[REQUIRED TASK]
Exactly reproduce each record listed below.

[SUPPLIED INFORMATION]
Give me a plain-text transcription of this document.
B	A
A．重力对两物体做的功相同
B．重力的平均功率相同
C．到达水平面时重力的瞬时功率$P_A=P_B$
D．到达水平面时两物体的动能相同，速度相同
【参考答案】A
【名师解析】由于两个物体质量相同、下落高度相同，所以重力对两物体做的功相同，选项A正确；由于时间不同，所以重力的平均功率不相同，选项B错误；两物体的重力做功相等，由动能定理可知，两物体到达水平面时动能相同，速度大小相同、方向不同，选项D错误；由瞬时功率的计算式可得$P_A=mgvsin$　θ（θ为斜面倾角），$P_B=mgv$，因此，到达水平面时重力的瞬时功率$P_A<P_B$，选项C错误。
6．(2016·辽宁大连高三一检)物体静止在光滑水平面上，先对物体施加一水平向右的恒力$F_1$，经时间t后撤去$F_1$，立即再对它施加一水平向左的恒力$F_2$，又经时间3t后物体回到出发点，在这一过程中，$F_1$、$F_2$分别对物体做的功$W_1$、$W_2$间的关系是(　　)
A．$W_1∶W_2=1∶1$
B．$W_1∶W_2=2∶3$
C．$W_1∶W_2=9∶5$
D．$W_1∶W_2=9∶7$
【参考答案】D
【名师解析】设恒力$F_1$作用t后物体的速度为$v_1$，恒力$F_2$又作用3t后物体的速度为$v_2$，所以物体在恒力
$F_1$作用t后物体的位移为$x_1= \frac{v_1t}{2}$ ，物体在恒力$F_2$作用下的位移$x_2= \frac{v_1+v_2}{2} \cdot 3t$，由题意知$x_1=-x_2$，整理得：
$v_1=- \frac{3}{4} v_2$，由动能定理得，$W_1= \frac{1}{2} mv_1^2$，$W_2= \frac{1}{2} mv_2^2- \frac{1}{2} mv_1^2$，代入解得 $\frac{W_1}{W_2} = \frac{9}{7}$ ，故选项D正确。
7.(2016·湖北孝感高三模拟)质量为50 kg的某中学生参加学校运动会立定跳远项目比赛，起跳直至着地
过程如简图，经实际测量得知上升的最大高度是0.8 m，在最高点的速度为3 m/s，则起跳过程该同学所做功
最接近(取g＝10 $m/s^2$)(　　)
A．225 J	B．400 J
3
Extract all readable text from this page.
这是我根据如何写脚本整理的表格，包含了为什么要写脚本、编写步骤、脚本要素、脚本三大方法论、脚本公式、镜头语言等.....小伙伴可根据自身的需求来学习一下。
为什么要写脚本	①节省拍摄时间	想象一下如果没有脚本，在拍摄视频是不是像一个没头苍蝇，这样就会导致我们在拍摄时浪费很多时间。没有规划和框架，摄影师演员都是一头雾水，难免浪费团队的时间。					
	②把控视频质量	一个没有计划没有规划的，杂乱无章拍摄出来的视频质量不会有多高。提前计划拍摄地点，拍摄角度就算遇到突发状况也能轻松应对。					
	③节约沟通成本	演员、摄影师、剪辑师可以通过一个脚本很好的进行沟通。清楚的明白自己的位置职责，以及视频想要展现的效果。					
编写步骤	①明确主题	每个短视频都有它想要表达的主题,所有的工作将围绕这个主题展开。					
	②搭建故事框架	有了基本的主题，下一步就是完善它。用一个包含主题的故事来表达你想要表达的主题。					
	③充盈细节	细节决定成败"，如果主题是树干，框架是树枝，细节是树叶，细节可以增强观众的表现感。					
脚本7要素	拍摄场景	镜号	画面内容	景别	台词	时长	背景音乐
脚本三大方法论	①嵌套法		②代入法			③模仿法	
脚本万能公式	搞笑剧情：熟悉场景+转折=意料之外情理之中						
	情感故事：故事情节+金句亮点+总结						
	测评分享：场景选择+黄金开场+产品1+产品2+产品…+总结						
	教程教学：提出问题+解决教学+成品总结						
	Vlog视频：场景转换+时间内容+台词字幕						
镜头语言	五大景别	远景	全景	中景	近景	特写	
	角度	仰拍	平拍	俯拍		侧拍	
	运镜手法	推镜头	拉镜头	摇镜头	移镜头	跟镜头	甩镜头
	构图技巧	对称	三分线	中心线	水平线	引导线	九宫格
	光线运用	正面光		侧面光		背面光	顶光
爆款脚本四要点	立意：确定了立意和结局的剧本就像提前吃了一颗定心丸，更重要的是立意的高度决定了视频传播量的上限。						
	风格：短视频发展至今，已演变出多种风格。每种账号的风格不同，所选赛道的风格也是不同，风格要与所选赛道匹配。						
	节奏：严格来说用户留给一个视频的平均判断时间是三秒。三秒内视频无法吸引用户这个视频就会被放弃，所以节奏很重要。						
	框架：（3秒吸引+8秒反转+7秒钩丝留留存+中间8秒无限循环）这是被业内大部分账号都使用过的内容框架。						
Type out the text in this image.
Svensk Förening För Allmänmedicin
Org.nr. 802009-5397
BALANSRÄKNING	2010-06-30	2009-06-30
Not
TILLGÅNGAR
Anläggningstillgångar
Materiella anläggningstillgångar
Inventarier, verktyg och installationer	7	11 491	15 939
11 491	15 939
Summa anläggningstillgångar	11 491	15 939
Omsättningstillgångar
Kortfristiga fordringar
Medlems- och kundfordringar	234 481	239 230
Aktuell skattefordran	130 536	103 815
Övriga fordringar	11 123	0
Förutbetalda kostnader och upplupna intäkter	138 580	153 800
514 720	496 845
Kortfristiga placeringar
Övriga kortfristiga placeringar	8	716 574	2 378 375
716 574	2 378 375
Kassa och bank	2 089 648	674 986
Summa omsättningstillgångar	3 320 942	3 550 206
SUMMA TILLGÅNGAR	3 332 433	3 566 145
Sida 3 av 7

[REPLY]
Give me a plain-text transcription of this document.
B	A
A．重力对两物体做的功相同
B．重力的平均功率相同
C．到达水平面时重力的瞬时功率$P_A=P_B$
D．到达水平面时两物体的动能相同，速度相同
【参考答案】A
【名师解析】由于两个物体质量相同、下落高度相同，所以重力对两物体做的功相同，选项A正确；由于时间不同，所以重力的平均功率不相同，选项B错误；两物体的重力做功相等，由动能定理可知，两物体到达水平面时动能相同，速度大小相同、方向不同，选项D错误；由瞬时功率的计算式可得$P_A=mgvsin$　θ（θ为斜面倾角），$P_B=mgv$，因此，到达水平面时重力的瞬时功率$P_A<P_B$，选项C错误。
6．(2016·辽宁大连高三一检)物体静止在光滑水平面上，先对物体施加一水平向右的恒力$F_1$，经时间t后撤去$F_1$，立即再对它施加一水平向左的恒力$F_2$，又经时间3t后物体回到出发点，在这一过程中，$F_1$、$F_2$分别对物体做的功$W_1$、$W_2$间的关系是(　　)
A．$W_1∶W_2=1∶1$
B．$W_1∶W_2=2∶3$
C．$W_1∶W_2=9∶5$
D．$W_1∶W_2=9∶7$
【参考答案】D
【名师解析】设恒力$F_1$作用t后物体的速度为$v_1$，恒力$F_2$又作用3t后物体的速度为$v_2$，所以物体在恒力
$F_1$作用t后物体的位移为$x_1= \frac{v_1t}{2}$ ，物体在恒力$F_2$作用下的位移$x_2= \frac{v_1+v_2}{2} \cdot 3t$，由题意知$x_1=-x_2$，整理得：
$v_1=- \frac{3}{4} v_2$，由动能定理得，$W_1= \frac{1}{2} mv_1^2$，$W_2= \frac{1}{2} mv_2^2- \frac{1}{2} mv_1^2$，代入解得 $\frac{W_1}{W_2} = \frac{9}{7}$ ，故选项D正确。
7.(2016·湖北孝感高三模拟)质量为50 kg的某中学生参加学校运动会立定跳远项目比赛，起跳直至着地
过程如简图，经实际测量得知上升的最大高度是0.8 m，在最高点的速度为3 m/s，则起跳过程该同学所做功
最接近(取g＝10 $m/s^2$)(　　)
A．225 J	B．400 J
3
Extract all readable text from this page.
这是我根据如何写脚本整理的表格，包含了为什么要写脚本、编写步骤、脚本要素、脚本三大方法论、脚本公式、镜头语言等.....小伙伴可根据自身的需求来学习一下。
为什么要写脚本	①节省拍摄时间	想象一下如果没有脚本，在拍摄视频是不是像一个没头苍蝇，这样就会导致我们在拍摄时浪费很多时间。没有规划和框架，摄影师演员都是一头雾水，难免浪费团队的时间。					
	②把控视频质量	一个没有计划没有规划的，杂乱无章拍摄出来的视频质量不会有多高。提前计划拍摄地点，拍摄角度就算遇到突发状况也能轻松应对。					
	③节约沟通成本	演员、摄影师、剪辑师可以通过一个脚本很好的进行沟通。清楚的明白自己的位置职责，以及视频想要展现的效果。					
编写步骤	①明确主题	每个短视频都有它想要表达的主题,所有的工作将围绕这个主题展开。					
	②搭建故事框架	有了基本的主题，下一步就是完善它。用一个包含主题的故事来表达你想要表达的主题。					
	③充盈细节	细节决定成败"，如果主题是树干，框架是树枝，细节是树叶，细节可以增强观众的表现感。					
脚本7要素	拍摄场景	镜号	画面内容	景别	台词	时长	背景音乐
脚本三大方法论	①嵌套法		②代入法			③模仿法	
脚本万能公式	搞笑剧情：熟悉场景+转折=意料之外情理之中						
	情感故事：故事情节+金句亮点+总结						
	测评分享：场景选择+黄金开场+产品1+产品2+产品…+总结						
	教程教学：提出问题+解决教学+成品总结						
	Vlog视频：场景转换+时间内容+台词字幕						
镜头语言	五大景别	远景	全景	中景	近景	特写	
	角度	仰拍	平拍	俯拍		侧拍	
	运镜手法	推镜头	拉镜头	摇镜头	移镜头	跟镜头	甩镜头
	构图技巧	对称	三分线	中心线	水平线	引导线	九宫格
	光线运用	正面光		侧面光		背面光	顶光
爆款脚本四要点	立意：确定了立意和结局的剧本就像提前吃了一颗定心丸，更重要的是立意的高度决定了视频传播量的上限。						
	风格：短视频发展至今，已演变出多种风格。每种账号的风格不同，所选赛道的风格也是不同，风格要与所选赛道匹配。						
	节奏：严格来说用户留给一个视频的平均判断时间是三秒。三秒内视频无法吸引用户这个视频就会被放弃，所以节奏很重要。						
	框架：（3秒吸引+8秒反转+7秒钩丝留留存+中间8秒无限循环）这是被业内大部分账号都使用过的内容框架。						
Type out the text in this image.
Svensk Förening För Allmänmedicin
Org.nr. 802009-5397
BALANSRÄKNING	2010-06-30	2009-06-30
Not
TILLGÅNGAR
Anläggningstillgångar
Materiella anläggningstillgångar
Inventarier, verktyg och installationer	7	11 491	15 939
11 491	15 939
Summa anläggningstillgångar	11 491	15 939
Omsättningstillgångar
Kortfristiga fordringar
Medlems- och kundfordringar	234 481	239 230
Aktuell skattefordran	130 536	103 815
Övriga fordringar	11 123	0
Förutbetalda kostnader och upplupna intäkter	138 580	153 800
514 720	496 845
Kortfristiga placeringar
Övriga kortfristiga placeringar	8	716 574	2 378 375
716 574	2 378 375
Kassa och bank	2 089 648	674 986
Summa omsättningstillgångar	3 320 942	3 550 206
SUMMA TILLGÅNGAR	3 332 433	3 566 145
Sida 3 av 7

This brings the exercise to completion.